[LISTED ENTRIES]:
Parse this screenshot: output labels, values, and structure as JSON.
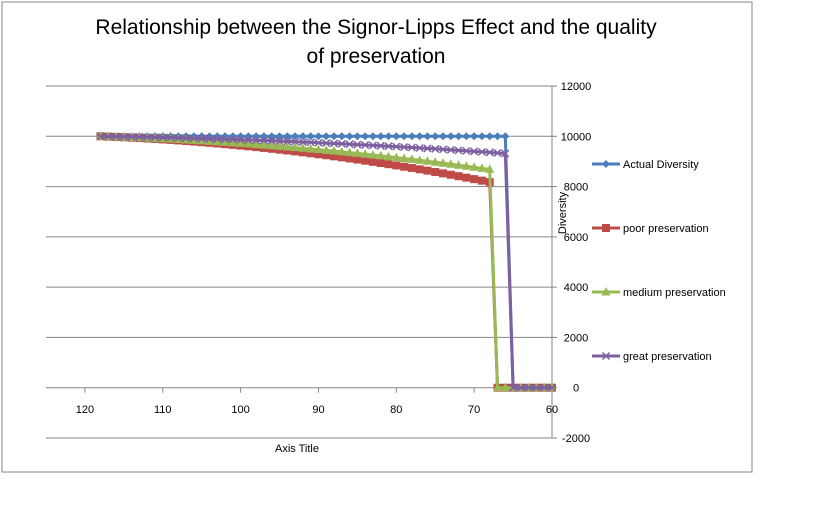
{
  "chart_data": {
    "type": "line",
    "title_line1": "Relationship between the Signor-Lipps Effect and the quality",
    "title_line2": "of preservation",
    "xlabel": "Axis Title",
    "ylabel": "Diversity",
    "xlim": [
      125,
      60
    ],
    "x_reversed": true,
    "ylim": [
      -2000,
      12000
    ],
    "x_ticks": [
      120,
      110,
      100,
      90,
      80,
      70,
      60
    ],
    "y_ticks": [
      -2000,
      0,
      2000,
      4000,
      6000,
      8000,
      10000,
      12000
    ],
    "y_axis_side": "right",
    "grid": "horizontal",
    "legend_position": "right",
    "x": [
      118,
      117,
      116,
      115,
      114,
      113,
      112,
      111,
      110,
      109,
      108,
      107,
      106,
      105,
      104,
      103,
      102,
      101,
      100,
      99,
      98,
      97,
      96,
      95,
      94,
      93,
      92,
      91,
      90,
      89,
      88,
      87,
      86,
      85,
      84,
      83,
      82,
      81,
      80,
      79,
      78,
      77,
      76,
      75,
      74,
      73,
      72,
      71,
      70,
      69,
      68,
      67,
      66,
      65,
      64,
      63,
      62,
      61,
      60
    ],
    "series": [
      {
        "name": "Actual Diversity",
        "color": "#4a7ebb",
        "marker": "diamond",
        "values": [
          10000,
          10000,
          10000,
          10000,
          10000,
          10000,
          10000,
          10000,
          10000,
          10000,
          10000,
          10000,
          10000,
          10000,
          10000,
          10000,
          10000,
          10000,
          10000,
          10000,
          10000,
          10000,
          10000,
          10000,
          10000,
          10000,
          10000,
          10000,
          10000,
          10000,
          10000,
          10000,
          10000,
          10000,
          10000,
          10000,
          10000,
          10000,
          10000,
          10000,
          10000,
          10000,
          10000,
          10000,
          10000,
          10000,
          10000,
          10000,
          10000,
          10000,
          10000,
          10000,
          10000,
          0,
          0,
          0,
          0,
          0,
          0
        ]
      },
      {
        "name": "poor preservation",
        "color": "#be4b48",
        "marker": "square",
        "values": [
          10000,
          9987,
          9974,
          9960,
          9945,
          9929,
          9912,
          9894,
          9875,
          9855,
          9834,
          9812,
          9789,
          9765,
          9740,
          9714,
          9687,
          9659,
          9630,
          9600,
          9569,
          9537,
          9504,
          9470,
          9435,
          9399,
          9362,
          9324,
          9285,
          9245,
          9204,
          9162,
          9119,
          9075,
          9030,
          8984,
          8937,
          8889,
          8840,
          8790,
          8739,
          8687,
          8634,
          8580,
          8525,
          8469,
          8412,
          8354,
          8295,
          8235,
          8174,
          0,
          0,
          0,
          0,
          0,
          0,
          0,
          0
        ]
      },
      {
        "name": "medium preservation",
        "color": "#98b954",
        "marker": "triangle",
        "values": [
          10000,
          9990,
          9979,
          9968,
          9956,
          9943,
          9930,
          9916,
          9901,
          9886,
          9870,
          9853,
          9836,
          9818,
          9799,
          9780,
          9760,
          9739,
          9718,
          9696,
          9673,
          9650,
          9626,
          9601,
          9576,
          9550,
          9523,
          9496,
          9468,
          9439,
          9410,
          9380,
          9349,
          9318,
          9286,
          9253,
          9220,
          9186,
          9151,
          9116,
          9080,
          9043,
          9006,
          8968,
          8929,
          8890,
          8850,
          8809,
          8768,
          8726,
          8683,
          0,
          0,
          0,
          0,
          0,
          0,
          0,
          0
        ]
      },
      {
        "name": "great preservation",
        "color": "#7d60a0",
        "marker": "x",
        "values": [
          10000,
          9995,
          9990,
          9985,
          9979,
          9973,
          9967,
          9960,
          9953,
          9946,
          9938,
          9930,
          9922,
          9913,
          9904,
          9895,
          9885,
          9875,
          9865,
          9854,
          9843,
          9832,
          9820,
          9808,
          9796,
          9783,
          9770,
          9757,
          9743,
          9729,
          9715,
          9700,
          9685,
          9670,
          9654,
          9638,
          9622,
          9605,
          9588,
          9571,
          9553,
          9535,
          9517,
          9498,
          9479,
          9460,
          9440,
          9420,
          9400,
          9379,
          9358,
          9337,
          9316,
          0,
          0,
          0,
          0,
          0,
          0
        ]
      }
    ]
  }
}
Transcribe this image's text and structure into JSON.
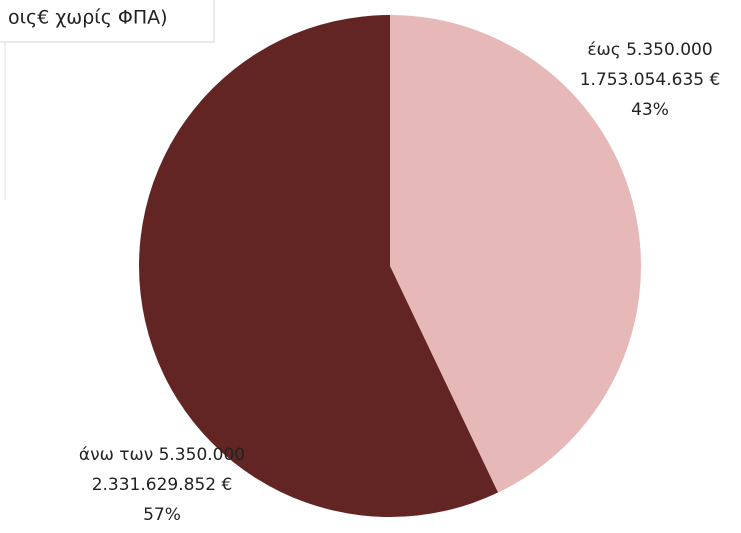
{
  "chart_data": {
    "type": "pie",
    "title": "οις€ χωρίς ΦΠΑ)",
    "categories": [
      "έως 5.350.000",
      "άνω των 5.350.000"
    ],
    "values": [
      1753054635,
      2331629852
    ],
    "value_labels": [
      "1.753.054.635 €",
      "2.331.629.852 €"
    ],
    "percent_labels": [
      "43%",
      "57%"
    ],
    "colors": [
      "#e6b8b7",
      "#632523"
    ]
  }
}
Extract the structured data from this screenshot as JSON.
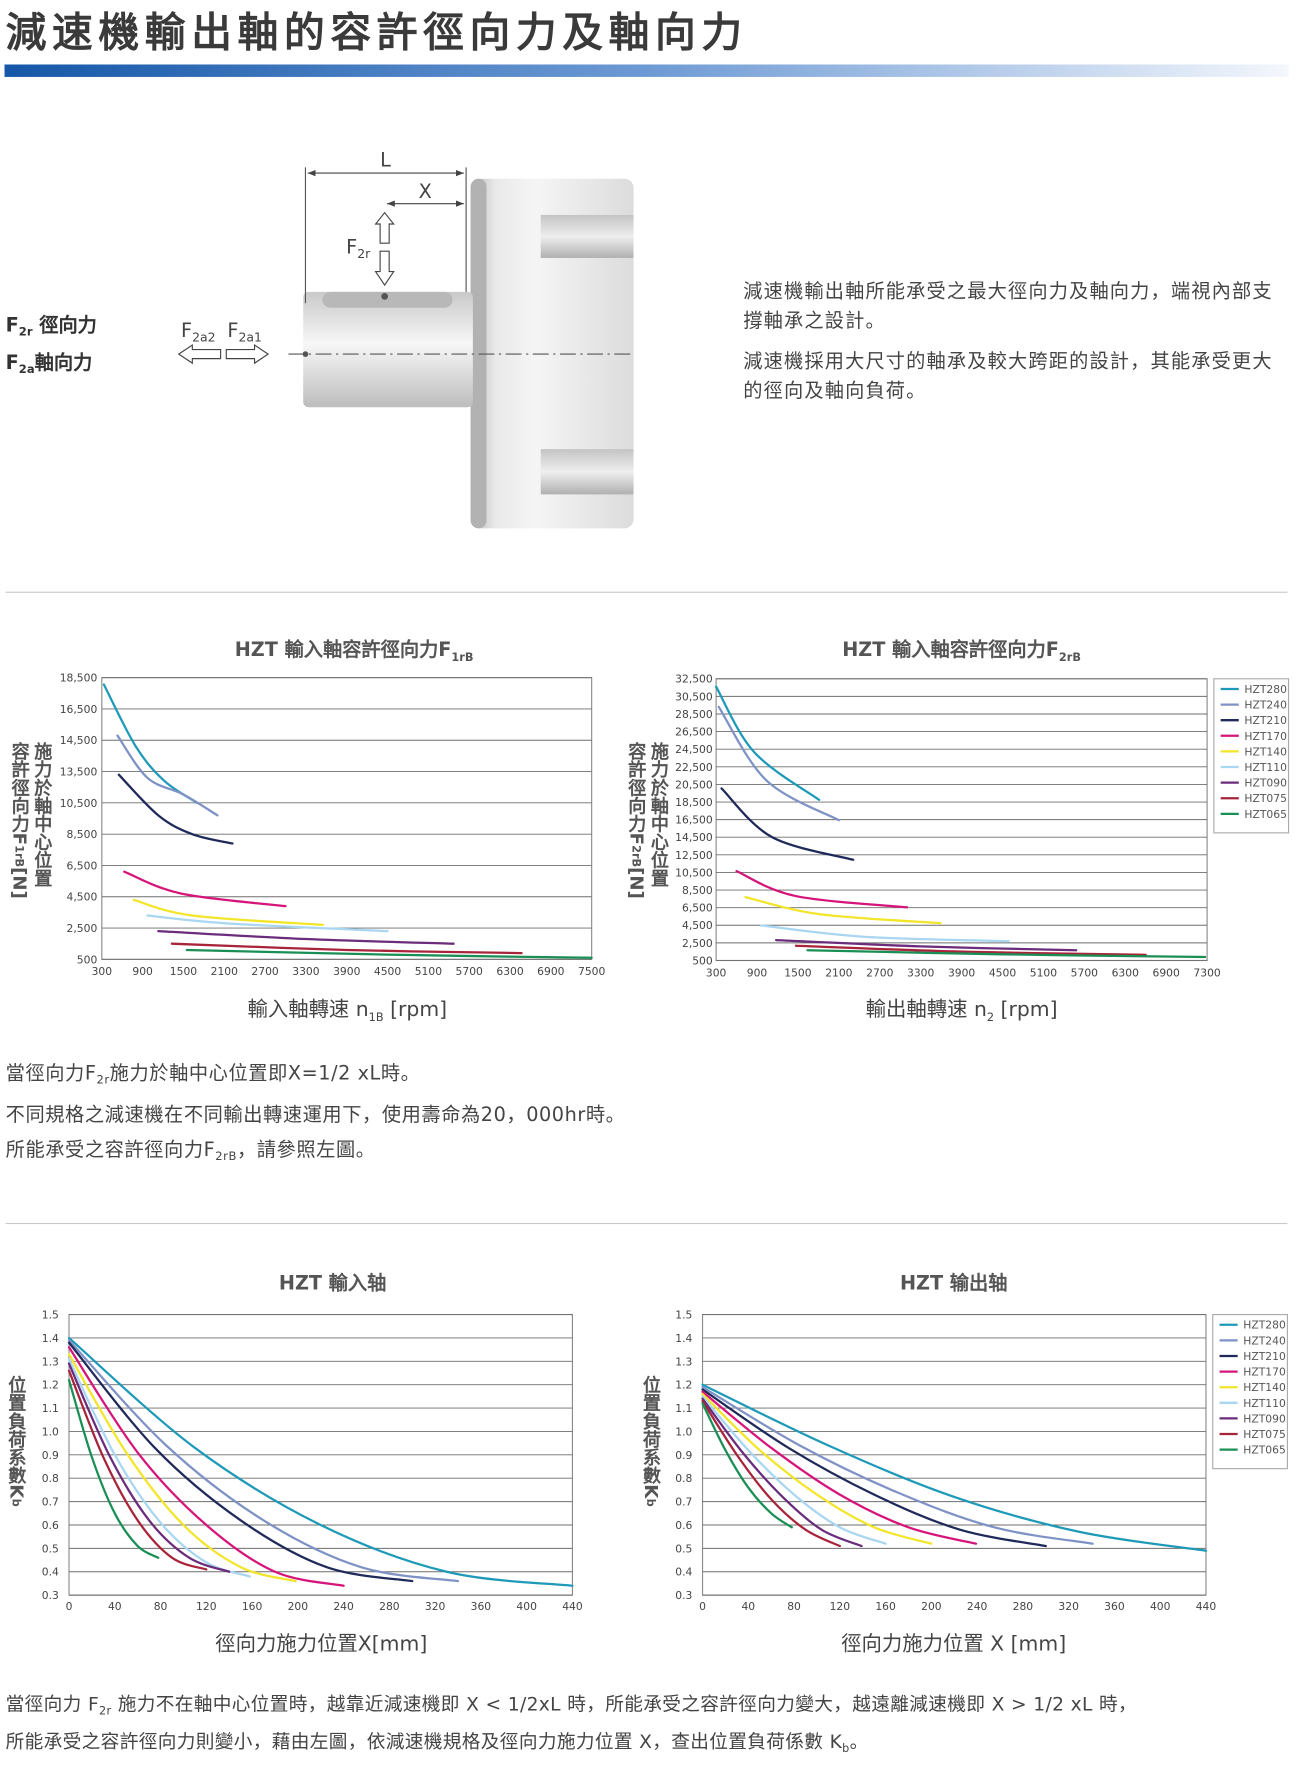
{
  "header": {
    "title": "減速機輸出軸的容許徑向力及軸向力"
  },
  "diagram": {
    "length": "L",
    "distance": "X",
    "radial_force": [
      "F",
      "2r"
    ],
    "axial_force_2": [
      "F",
      "2a2"
    ],
    "axial_force_1": [
      "F",
      "2a1"
    ],
    "legend": [
      [
        "F",
        "2r",
        " 徑向力"
      ],
      [
        "F",
        "2a",
        "軸向力"
      ]
    ]
  },
  "description": [
    "減速機輸出軸所能承受之最大徑向力及軸向力，端視內部支撐軸承之設計。",
    "減速機採用大尺寸的軸承及較大跨距的設計，其能承受更大的徑向及軸向負荷。"
  ],
  "chart_data": [
    {
      "type": "line",
      "title": [
        "HZT 輸入軸容許徑向力F",
        "1rB"
      ],
      "x_label": [
        "輸入軸轉速 n",
        "1B",
        " [rpm]"
      ],
      "y_label": [
        [
          "施力於軸中心位置"
        ],
        [
          "容許徑向力F",
          "1rB",
          "[N]"
        ]
      ],
      "xlim": [
        300,
        7500
      ],
      "xticks": [
        300,
        900,
        1500,
        2100,
        2700,
        3300,
        3900,
        4500,
        5100,
        5700,
        6300,
        6900,
        7500
      ],
      "ylim": [
        500,
        18500
      ],
      "yticks": [
        500,
        {
          "value": 2500,
          "label": "2,500"
        },
        {
          "value": 4500,
          "label": "4,500"
        },
        {
          "value": 6500,
          "label": "6,500"
        },
        {
          "value": 8500,
          "label": "8,500"
        },
        {
          "value": 10500,
          "label": "10,500"
        },
        {
          "value": 13500,
          "label": "13,500"
        },
        {
          "value": 14500,
          "label": "14,500"
        },
        {
          "value": 16500,
          "label": "16,500"
        },
        {
          "value": 18500,
          "label": "18,500"
        }
      ],
      "grid": true,
      "series": [
        {
          "color": "#1e9ab8",
          "x": [
            330,
            800,
            1220,
            1700
          ],
          "values": [
            18060,
            14300,
            12600,
            10500
          ]
        },
        {
          "color": "#7f92c6",
          "x": [
            530,
            970,
            1500,
            2000
          ],
          "values": [
            14800,
            12900,
            11300,
            9700
          ]
        },
        {
          "color": "#1f2a5a",
          "x": [
            550,
            1130,
            1630,
            2220
          ],
          "values": [
            13200,
            9700,
            8500,
            7900
          ]
        },
        {
          "color": "#d6157a",
          "x": [
            630,
            1470,
            3000
          ],
          "values": [
            6100,
            4700,
            3900
          ]
        },
        {
          "color": "#f2e52a",
          "x": [
            770,
            1630,
            3550
          ],
          "values": [
            4300,
            3300,
            2700
          ]
        },
        {
          "color": "#a9d6f0",
          "x": [
            970,
            2130,
            4500
          ],
          "values": [
            3300,
            2800,
            2300
          ]
        },
        {
          "color": "#6b2c7c",
          "x": [
            1130,
            3300,
            5470
          ],
          "values": [
            2300,
            1800,
            1500
          ]
        },
        {
          "color": "#a8243a",
          "x": [
            1330,
            3900,
            6470
          ],
          "values": [
            1500,
            1100,
            900
          ]
        },
        {
          "color": "#1a8f55",
          "x": [
            1550,
            4500,
            7500
          ],
          "values": [
            1100,
            800,
            600
          ]
        }
      ]
    },
    {
      "type": "line",
      "title": [
        "HZT 輸入軸容許徑向力F",
        "2rB"
      ],
      "x_label": [
        "輸出軸轉速 n",
        "2",
        " [rpm]"
      ],
      "y_label": [
        [
          "施力於軸中心位置"
        ],
        [
          "容許徑向力F",
          "2rB",
          "[N]"
        ]
      ],
      "xlim": [
        300,
        7300
      ],
      "xticks": [
        300,
        900,
        1500,
        2100,
        2700,
        3300,
        3900,
        4500,
        5100,
        5700,
        6300,
        6900,
        7300
      ],
      "ylim": [
        500,
        32500
      ],
      "yticks": [
        500,
        {
          "value": 2500,
          "label": "2,500"
        },
        {
          "value": 4500,
          "label": "4,500"
        },
        {
          "value": 6500,
          "label": "6,500"
        },
        {
          "value": 8500,
          "label": "8,500"
        },
        {
          "value": 10500,
          "label": "10,500"
        },
        {
          "value": 12500,
          "label": "12,500"
        },
        {
          "value": 14500,
          "label": "14,500"
        },
        {
          "value": 16500,
          "label": "16,500"
        },
        {
          "value": 18500,
          "label": "18,500"
        },
        {
          "value": 20500,
          "label": "20,500"
        },
        {
          "value": 22500,
          "label": "22,500"
        },
        {
          "value": 24500,
          "label": "24,500"
        },
        {
          "value": 26500,
          "label": "26,500"
        },
        {
          "value": 28500,
          "label": "28,500"
        },
        {
          "value": 30500,
          "label": "30,500"
        },
        {
          "value": 32500,
          "label": "32,500"
        }
      ],
      "grid": true,
      "legend": "right",
      "series": [
        {
          "name": "HZT280",
          "color": "#1e9ab8",
          "x": [
            300,
            860,
            1810
          ],
          "values": [
            31600,
            24150,
            18750
          ]
        },
        {
          "name": "HZT240",
          "color": "#7f92c6",
          "x": [
            340,
            1040,
            2100
          ],
          "values": [
            29300,
            20940,
            16440
          ]
        },
        {
          "name": "HZT210",
          "color": "#1f2a5a",
          "x": [
            380,
            1120,
            2310
          ],
          "values": [
            20040,
            14510,
            11940
          ]
        },
        {
          "name": "HZT170",
          "color": "#d6157a",
          "x": [
            600,
            1460,
            3100
          ],
          "values": [
            10650,
            7830,
            6540
          ]
        },
        {
          "name": "HZT140",
          "color": "#f2e52a",
          "x": [
            730,
            1810,
            3590
          ],
          "values": [
            7700,
            5770,
            4740
          ]
        },
        {
          "name": "HZT110",
          "color": "#a9d6f0",
          "x": [
            960,
            2460,
            4590
          ],
          "values": [
            4480,
            3200,
            2690
          ]
        },
        {
          "name": "HZT090",
          "color": "#6b2c7c",
          "x": [
            1180,
            3300,
            5580
          ],
          "values": [
            2810,
            2100,
            1660
          ]
        },
        {
          "name": "HZT075",
          "color": "#a8243a",
          "x": [
            1470,
            3900,
            6600
          ],
          "values": [
            2170,
            1500,
            1140
          ]
        },
        {
          "name": "HZT065",
          "color": "#1a8f55",
          "x": [
            1640,
            4500,
            7280
          ],
          "values": [
            1660,
            1200,
            890
          ]
        }
      ]
    },
    {
      "type": "line",
      "title": [
        "HZT 輸入轴"
      ],
      "x_label": [
        "徑向力施力位置X[mm]"
      ],
      "y_label": [
        [
          "位置負荷系數K",
          "b"
        ]
      ],
      "xlim": [
        0,
        440
      ],
      "xticks": [
        0,
        40,
        80,
        120,
        160,
        200,
        240,
        280,
        320,
        360,
        400,
        440
      ],
      "ylim": [
        0.3,
        1.5
      ],
      "yticks": [
        0.3,
        0.4,
        0.5,
        0.6,
        0.7,
        0.8,
        0.9,
        {
          "value": 1,
          "label": "1.0"
        },
        1.1,
        1.2,
        1.3,
        1.4,
        1.5
      ],
      "grid": true,
      "series": [
        {
          "color": "#1e9ab8",
          "x": [
            0,
            110,
            220,
            330,
            440
          ],
          "values": [
            1.4,
            0.93,
            0.6,
            0.4,
            0.34
          ]
        },
        {
          "color": "#7f92c6",
          "x": [
            0,
            85,
            170,
            255,
            340
          ],
          "values": [
            1.39,
            0.94,
            0.62,
            0.42,
            0.36
          ]
        },
        {
          "color": "#1f2a5a",
          "x": [
            0,
            75,
            150,
            225,
            300
          ],
          "values": [
            1.38,
            0.93,
            0.62,
            0.42,
            0.36
          ]
        },
        {
          "color": "#d6157a",
          "x": [
            0,
            60,
            120,
            180,
            240
          ],
          "values": [
            1.36,
            0.91,
            0.6,
            0.4,
            0.34
          ]
        },
        {
          "color": "#f2e52a",
          "x": [
            0,
            50,
            100,
            150,
            198
          ],
          "values": [
            1.33,
            0.91,
            0.6,
            0.42,
            0.36
          ]
        },
        {
          "color": "#a9d6f0",
          "x": [
            0,
            40,
            80,
            120,
            158
          ],
          "values": [
            1.31,
            0.9,
            0.61,
            0.44,
            0.38
          ]
        },
        {
          "color": "#6b2c7c",
          "x": [
            0,
            35,
            70,
            105,
            140
          ],
          "values": [
            1.29,
            0.9,
            0.62,
            0.46,
            0.4
          ]
        },
        {
          "color": "#a8243a",
          "x": [
            0,
            30,
            60,
            90,
            120
          ],
          "values": [
            1.26,
            0.89,
            0.62,
            0.46,
            0.41
          ]
        },
        {
          "color": "#1a8f55",
          "x": [
            0,
            20,
            40,
            60,
            78
          ],
          "values": [
            1.22,
            0.89,
            0.65,
            0.51,
            0.46
          ]
        }
      ]
    },
    {
      "type": "line",
      "title": [
        "HZT 输出轴"
      ],
      "x_label": [
        "徑向力施力位置 X [mm]"
      ],
      "y_label": [
        [
          "位置負荷系數K",
          "b"
        ]
      ],
      "xlim": [
        0,
        440
      ],
      "xticks": [
        0,
        40,
        80,
        120,
        160,
        200,
        240,
        280,
        320,
        360,
        400,
        440
      ],
      "ylim": [
        0.3,
        1.5
      ],
      "yticks": [
        0.3,
        0.4,
        0.5,
        0.6,
        0.7,
        0.8,
        0.9,
        {
          "value": 1,
          "label": "1.0"
        },
        1.1,
        1.2,
        1.3,
        1.4,
        1.5
      ],
      "grid": true,
      "legend": "right",
      "series": [
        {
          "name": "HZT280",
          "color": "#1e9ab8",
          "x": [
            0,
            110,
            220,
            330,
            440
          ],
          "values": [
            1.2,
            0.94,
            0.72,
            0.57,
            0.49
          ]
        },
        {
          "name": "HZT240",
          "color": "#7f92c6",
          "x": [
            0,
            85,
            170,
            255,
            341
          ],
          "values": [
            1.19,
            0.94,
            0.74,
            0.59,
            0.52
          ]
        },
        {
          "name": "HZT210",
          "color": "#1f2a5a",
          "x": [
            0,
            75,
            150,
            225,
            300
          ],
          "values": [
            1.18,
            0.93,
            0.73,
            0.58,
            0.51
          ]
        },
        {
          "name": "HZT170",
          "color": "#d6157a",
          "x": [
            0,
            60,
            120,
            180,
            239
          ],
          "values": [
            1.17,
            0.93,
            0.73,
            0.59,
            0.52
          ]
        },
        {
          "name": "HZT140",
          "color": "#f2e52a",
          "x": [
            0,
            50,
            100,
            150,
            200
          ],
          "values": [
            1.16,
            0.92,
            0.73,
            0.59,
            0.52
          ]
        },
        {
          "name": "HZT110",
          "color": "#a9d6f0",
          "x": [
            0,
            40,
            80,
            120,
            160
          ],
          "values": [
            1.15,
            0.92,
            0.73,
            0.59,
            0.52
          ]
        },
        {
          "name": "HZT090",
          "color": "#6b2c7c",
          "x": [
            0,
            35,
            70,
            104,
            139
          ],
          "values": [
            1.14,
            0.91,
            0.72,
            0.58,
            0.51
          ]
        },
        {
          "name": "HZT075",
          "color": "#a8243a",
          "x": [
            0,
            30,
            60,
            90,
            120
          ],
          "values": [
            1.13,
            0.9,
            0.71,
            0.58,
            0.51
          ]
        },
        {
          "name": "HZT065",
          "color": "#1a8f55",
          "x": [
            0,
            20,
            40,
            60,
            78
          ],
          "values": [
            1.12,
            0.92,
            0.76,
            0.65,
            0.59
          ]
        }
      ]
    }
  ],
  "notes_1": [
    [
      "當徑向力F",
      "2r",
      "施力於軸中心位置即X=1/2 xL時。"
    ],
    [
      "不同規格之減速機在不同輸出轉速運用下，使用壽命為20，000hr時。"
    ],
    [
      "所能承受之容許徑向力F",
      "2rB",
      "，請參照左圖。"
    ]
  ],
  "notes_2": [
    [
      "當徑向力 F",
      "2r",
      " 施力不在軸中心位置時，越靠近減速機即 X < 1/2xL 時，所能承受之容許徑向力變大，越遠離減速機即 X > 1/2 xL 時，"
    ],
    [
      "所能承受之容許徑向力則變小，藉由左圖，依減速機規格及徑向力施力位置 X，查出位置負荷係數 K",
      "b",
      "。"
    ]
  ]
}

[TASK DETAILS]: From the data above, show each line that contains "marker".

[TASK SOLUTION]:
        "marker": "diamond",
        "marker": "square",
        "marker": "triangle",
        "marker": "x",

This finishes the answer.